Provided entries:
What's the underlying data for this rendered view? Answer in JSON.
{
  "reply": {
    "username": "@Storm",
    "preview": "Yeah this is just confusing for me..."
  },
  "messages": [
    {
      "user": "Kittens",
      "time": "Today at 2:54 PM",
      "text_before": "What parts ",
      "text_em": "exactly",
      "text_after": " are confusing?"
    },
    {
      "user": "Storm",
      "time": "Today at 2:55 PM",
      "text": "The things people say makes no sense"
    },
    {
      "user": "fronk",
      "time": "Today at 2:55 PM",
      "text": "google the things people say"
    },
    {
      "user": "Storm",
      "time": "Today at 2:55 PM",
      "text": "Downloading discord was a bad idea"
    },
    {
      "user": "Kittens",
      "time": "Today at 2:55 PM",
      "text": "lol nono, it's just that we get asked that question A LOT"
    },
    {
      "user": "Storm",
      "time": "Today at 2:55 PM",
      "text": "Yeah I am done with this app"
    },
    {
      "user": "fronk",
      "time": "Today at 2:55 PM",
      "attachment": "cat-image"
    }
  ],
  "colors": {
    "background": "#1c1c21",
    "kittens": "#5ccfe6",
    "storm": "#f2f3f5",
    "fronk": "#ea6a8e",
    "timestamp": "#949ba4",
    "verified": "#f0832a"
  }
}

What needs to be done:
All of the material above needs to be retyped word for word.

Result of the task:
What's the underlying data for this rendered view? Answer in JSON.
{
  "reply": {
    "username": "@Storm",
    "preview": "Yeah this is just confusing for me..."
  },
  "messages": [
    {
      "user": "Kittens",
      "time": "Today at 2:54 PM",
      "text_before": "What parts ",
      "text_em": "exactly",
      "text_after": " are confusing?"
    },
    {
      "user": "Storm",
      "time": "Today at 2:55 PM",
      "text": "The things people say makes no sense"
    },
    {
      "user": "fronk",
      "time": "Today at 2:55 PM",
      "text": "google the things people say"
    },
    {
      "user": "Storm",
      "time": "Today at 2:55 PM",
      "text": "Downloading discord was a bad idea"
    },
    {
      "user": "Kittens",
      "time": "Today at 2:55 PM",
      "text": "lol nono, it's just that we get asked that question A LOT"
    },
    {
      "user": "Storm",
      "time": "Today at 2:55 PM",
      "text": "Yeah I am done with this app"
    },
    {
      "user": "fronk",
      "time": "Today at 2:55 PM",
      "attachment": "cat-image"
    }
  ],
  "colors": {
    "background": "#1c1c21",
    "kittens": "#5ccfe6",
    "storm": "#f2f3f5",
    "fronk": "#ea6a8e",
    "timestamp": "#949ba4",
    "verified": "#f0832a"
  }
}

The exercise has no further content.